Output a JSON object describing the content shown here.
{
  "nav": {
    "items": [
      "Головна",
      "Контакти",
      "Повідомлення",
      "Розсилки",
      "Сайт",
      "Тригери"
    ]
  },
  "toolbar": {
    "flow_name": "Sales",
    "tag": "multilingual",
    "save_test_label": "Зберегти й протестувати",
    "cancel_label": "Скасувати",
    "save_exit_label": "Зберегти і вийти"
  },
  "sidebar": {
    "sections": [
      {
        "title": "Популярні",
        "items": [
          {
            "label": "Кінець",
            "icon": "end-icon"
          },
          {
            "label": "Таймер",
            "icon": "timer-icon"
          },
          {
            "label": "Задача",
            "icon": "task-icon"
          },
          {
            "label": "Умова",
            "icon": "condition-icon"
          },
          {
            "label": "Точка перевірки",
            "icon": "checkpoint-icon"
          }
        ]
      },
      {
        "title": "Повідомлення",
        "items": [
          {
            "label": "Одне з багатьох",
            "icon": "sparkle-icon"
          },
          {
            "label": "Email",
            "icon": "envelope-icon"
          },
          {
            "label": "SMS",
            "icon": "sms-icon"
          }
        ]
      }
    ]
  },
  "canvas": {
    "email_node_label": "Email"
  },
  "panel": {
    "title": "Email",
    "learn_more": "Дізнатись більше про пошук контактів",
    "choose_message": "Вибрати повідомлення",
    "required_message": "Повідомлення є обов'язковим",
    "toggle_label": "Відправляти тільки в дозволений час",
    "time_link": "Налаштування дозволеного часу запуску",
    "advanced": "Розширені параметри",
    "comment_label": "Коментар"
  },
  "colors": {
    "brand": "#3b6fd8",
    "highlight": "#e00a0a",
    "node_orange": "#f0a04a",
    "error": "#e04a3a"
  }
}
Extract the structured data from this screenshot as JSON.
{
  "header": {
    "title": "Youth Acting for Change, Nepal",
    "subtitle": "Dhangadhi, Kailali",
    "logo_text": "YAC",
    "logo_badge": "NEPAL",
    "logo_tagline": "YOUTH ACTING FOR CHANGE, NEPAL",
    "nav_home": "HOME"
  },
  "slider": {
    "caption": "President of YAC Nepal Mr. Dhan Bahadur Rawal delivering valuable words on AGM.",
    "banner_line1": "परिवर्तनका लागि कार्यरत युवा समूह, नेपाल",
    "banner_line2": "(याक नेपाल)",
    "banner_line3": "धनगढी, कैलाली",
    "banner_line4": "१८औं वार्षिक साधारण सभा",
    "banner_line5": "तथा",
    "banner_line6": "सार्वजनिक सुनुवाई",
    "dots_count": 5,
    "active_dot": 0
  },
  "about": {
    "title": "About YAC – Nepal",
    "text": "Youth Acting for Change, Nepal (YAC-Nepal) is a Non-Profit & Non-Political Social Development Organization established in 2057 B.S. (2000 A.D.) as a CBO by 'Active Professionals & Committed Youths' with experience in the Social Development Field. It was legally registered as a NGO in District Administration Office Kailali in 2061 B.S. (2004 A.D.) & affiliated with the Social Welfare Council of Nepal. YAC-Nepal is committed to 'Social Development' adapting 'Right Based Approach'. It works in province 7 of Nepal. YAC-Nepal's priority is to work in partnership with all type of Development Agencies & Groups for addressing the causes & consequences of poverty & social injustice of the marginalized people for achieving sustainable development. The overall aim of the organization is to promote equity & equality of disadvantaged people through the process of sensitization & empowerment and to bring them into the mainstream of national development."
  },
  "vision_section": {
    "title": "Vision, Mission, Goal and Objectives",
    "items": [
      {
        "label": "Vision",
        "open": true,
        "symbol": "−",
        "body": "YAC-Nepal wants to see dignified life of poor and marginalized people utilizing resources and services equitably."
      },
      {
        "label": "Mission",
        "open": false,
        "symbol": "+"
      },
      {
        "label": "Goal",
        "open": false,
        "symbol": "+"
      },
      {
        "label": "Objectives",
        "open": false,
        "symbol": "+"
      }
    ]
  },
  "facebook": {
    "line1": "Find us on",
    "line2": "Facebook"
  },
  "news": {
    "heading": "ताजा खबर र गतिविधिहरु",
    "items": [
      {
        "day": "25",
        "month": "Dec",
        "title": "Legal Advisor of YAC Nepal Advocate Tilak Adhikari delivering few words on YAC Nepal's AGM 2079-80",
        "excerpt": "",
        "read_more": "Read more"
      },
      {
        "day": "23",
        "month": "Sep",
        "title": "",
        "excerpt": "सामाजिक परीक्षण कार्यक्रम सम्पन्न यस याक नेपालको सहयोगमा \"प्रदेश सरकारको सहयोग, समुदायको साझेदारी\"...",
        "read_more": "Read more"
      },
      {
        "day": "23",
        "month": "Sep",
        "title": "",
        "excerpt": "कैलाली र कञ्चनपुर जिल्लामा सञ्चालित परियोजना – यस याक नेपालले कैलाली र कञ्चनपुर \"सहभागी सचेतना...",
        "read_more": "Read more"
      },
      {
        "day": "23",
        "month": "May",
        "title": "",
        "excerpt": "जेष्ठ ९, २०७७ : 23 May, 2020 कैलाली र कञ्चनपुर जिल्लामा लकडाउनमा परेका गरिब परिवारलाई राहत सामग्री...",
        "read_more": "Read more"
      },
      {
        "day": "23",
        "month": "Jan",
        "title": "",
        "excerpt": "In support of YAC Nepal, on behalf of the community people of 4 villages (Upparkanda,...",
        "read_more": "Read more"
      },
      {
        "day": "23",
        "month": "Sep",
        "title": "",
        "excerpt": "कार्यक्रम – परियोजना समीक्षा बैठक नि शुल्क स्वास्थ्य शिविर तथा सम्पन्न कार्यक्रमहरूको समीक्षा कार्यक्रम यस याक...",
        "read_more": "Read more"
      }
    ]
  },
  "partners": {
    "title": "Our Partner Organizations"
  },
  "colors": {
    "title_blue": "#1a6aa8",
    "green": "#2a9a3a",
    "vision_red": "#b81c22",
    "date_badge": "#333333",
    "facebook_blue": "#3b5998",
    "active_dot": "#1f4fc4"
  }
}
_ _ _ _
Retype the listing above in full, with no alterations.

Output a JSON object describing the content shown here.
{
  "nav": {
    "items": [
      "Головна",
      "Контакти",
      "Повідомлення",
      "Розсилки",
      "Сайт",
      "Тригери"
    ]
  },
  "toolbar": {
    "flow_name": "Sales",
    "tag": "multilingual",
    "save_test_label": "Зберегти й протестувати",
    "cancel_label": "Скасувати",
    "save_exit_label": "Зберегти і вийти"
  },
  "sidebar": {
    "sections": [
      {
        "title": "Популярні",
        "items": [
          {
            "label": "Кінець",
            "icon": "end-icon"
          },
          {
            "label": "Таймер",
            "icon": "timer-icon"
          },
          {
            "label": "Задача",
            "icon": "task-icon"
          },
          {
            "label": "Умова",
            "icon": "condition-icon"
          },
          {
            "label": "Точка перевірки",
            "icon": "checkpoint-icon"
          }
        ]
      },
      {
        "title": "Повідомлення",
        "items": [
          {
            "label": "Одне з багатьох",
            "icon": "sparkle-icon"
          },
          {
            "label": "Email",
            "icon": "envelope-icon"
          },
          {
            "label": "SMS",
            "icon": "sms-icon"
          }
        ]
      }
    ]
  },
  "canvas": {
    "email_node_label": "Email"
  },
  "panel": {
    "title": "Email",
    "learn_more": "Дізнатись більше про пошук контактів",
    "choose_message": "Вибрати повідомлення",
    "required_message": "Повідомлення є обов'язковим",
    "toggle_label": "Відправляти тільки в дозволений час",
    "time_link": "Налаштування дозволеного часу запуску",
    "advanced": "Розширені параметри",
    "comment_label": "Коментар"
  },
  "colors": {
    "brand": "#3b6fd8",
    "highlight": "#e00a0a",
    "node_orange": "#f0a04a",
    "error": "#e04a3a"
  }
}
Extract the structured data from this screenshot as JSON.
{
  "header": {
    "title": "Youth Acting for Change, Nepal",
    "subtitle": "Dhangadhi, Kailali",
    "logo_text": "YAC",
    "logo_badge": "NEPAL",
    "logo_tagline": "YOUTH ACTING FOR CHANGE, NEPAL",
    "nav_home": "HOME"
  },
  "slider": {
    "caption": "President of YAC Nepal Mr. Dhan Bahadur Rawal delivering valuable words on AGM.",
    "banner_line1": "परिवर्तनका लागि कार्यरत युवा समूह, नेपाल",
    "banner_line2": "(याक नेपाल)",
    "banner_line3": "धनगढी, कैलाली",
    "banner_line4": "१८औं वार्षिक साधारण सभा",
    "banner_line5": "तथा",
    "banner_line6": "सार्वजनिक सुनुवाई",
    "dots_count": 5,
    "active_dot": 0
  },
  "about": {
    "title": "About YAC – Nepal",
    "text": "Youth Acting for Change, Nepal (YAC-Nepal) is a Non-Profit & Non-Political Social Development Organization established in 2057 B.S. (2000 A.D.) as a CBO by 'Active Professionals & Committed Youths' with experience in the Social Development Field. It was legally registered as a NGO in District Administration Office Kailali in 2061 B.S. (2004 A.D.) & affiliated with the Social Welfare Council of Nepal. YAC-Nepal is committed to 'Social Development' adapting 'Right Based Approach'. It works in province 7 of Nepal. YAC-Nepal's priority is to work in partnership with all type of Development Agencies & Groups for addressing the causes & consequences of poverty & social injustice of the marginalized people for achieving sustainable development. The overall aim of the organization is to promote equity & equality of disadvantaged people through the process of sensitization & empowerment and to bring them into the mainstream of national development."
  },
  "vision_section": {
    "title": "Vision, Mission, Goal and Objectives",
    "items": [
      {
        "label": "Vision",
        "open": true,
        "symbol": "−",
        "body": "YAC-Nepal wants to see dignified life of poor and marginalized people utilizing resources and services equitably."
      },
      {
        "label": "Mission",
        "open": false,
        "symbol": "+"
      },
      {
        "label": "Goal",
        "open": false,
        "symbol": "+"
      },
      {
        "label": "Objectives",
        "open": false,
        "symbol": "+"
      }
    ]
  },
  "facebook": {
    "line1": "Find us on",
    "line2": "Facebook"
  },
  "news": {
    "heading": "ताजा खबर र गतिविधिहरु",
    "items": [
      {
        "day": "25",
        "month": "Dec",
        "title": "Legal Advisor of YAC Nepal Advocate Tilak Adhikari delivering few words on YAC Nepal's AGM 2079-80",
        "excerpt": "",
        "read_more": "Read more"
      },
      {
        "day": "23",
        "month": "Sep",
        "title": "",
        "excerpt": "सामाजिक परीक्षण कार्यक्रम सम्पन्न यस याक नेपालको सहयोगमा \"प्रदेश सरकारको सहयोग, समुदायको साझेदारी\"...",
        "read_more": "Read more"
      },
      {
        "day": "23",
        "month": "Sep",
        "title": "",
        "excerpt": "कैलाली र कञ्चनपुर जिल्लामा सञ्चालित परियोजना – यस याक नेपालले कैलाली र कञ्चनपुर \"सहभागी सचेतना...",
        "read_more": "Read more"
      },
      {
        "day": "23",
        "month": "May",
        "title": "",
        "excerpt": "जेष्ठ ९, २०७७ : 23 May, 2020 कैलाली र कञ्चनपुर जिल्लामा लकडाउनमा परेका गरिब परिवारलाई राहत सामग्री...",
        "read_more": "Read more"
      },
      {
        "day": "23",
        "month": "Jan",
        "title": "",
        "excerpt": "In support of YAC Nepal, on behalf of the community people of 4 villages (Upparkanda,...",
        "read_more": "Read more"
      },
      {
        "day": "23",
        "month": "Sep",
        "title": "",
        "excerpt": "कार्यक्रम – परियोजना समीक्षा बैठक नि शुल्क स्वास्थ्य शिविर तथा सम्पन्न कार्यक्रमहरूको समीक्षा कार्यक्रम यस याक...",
        "read_more": "Read more"
      }
    ]
  },
  "partners": {
    "title": "Our Partner Organizations"
  },
  "colors": {
    "title_blue": "#1a6aa8",
    "green": "#2a9a3a",
    "vision_red": "#b81c22",
    "date_badge": "#333333",
    "facebook_blue": "#3b5998",
    "active_dot": "#1f4fc4"
  }
}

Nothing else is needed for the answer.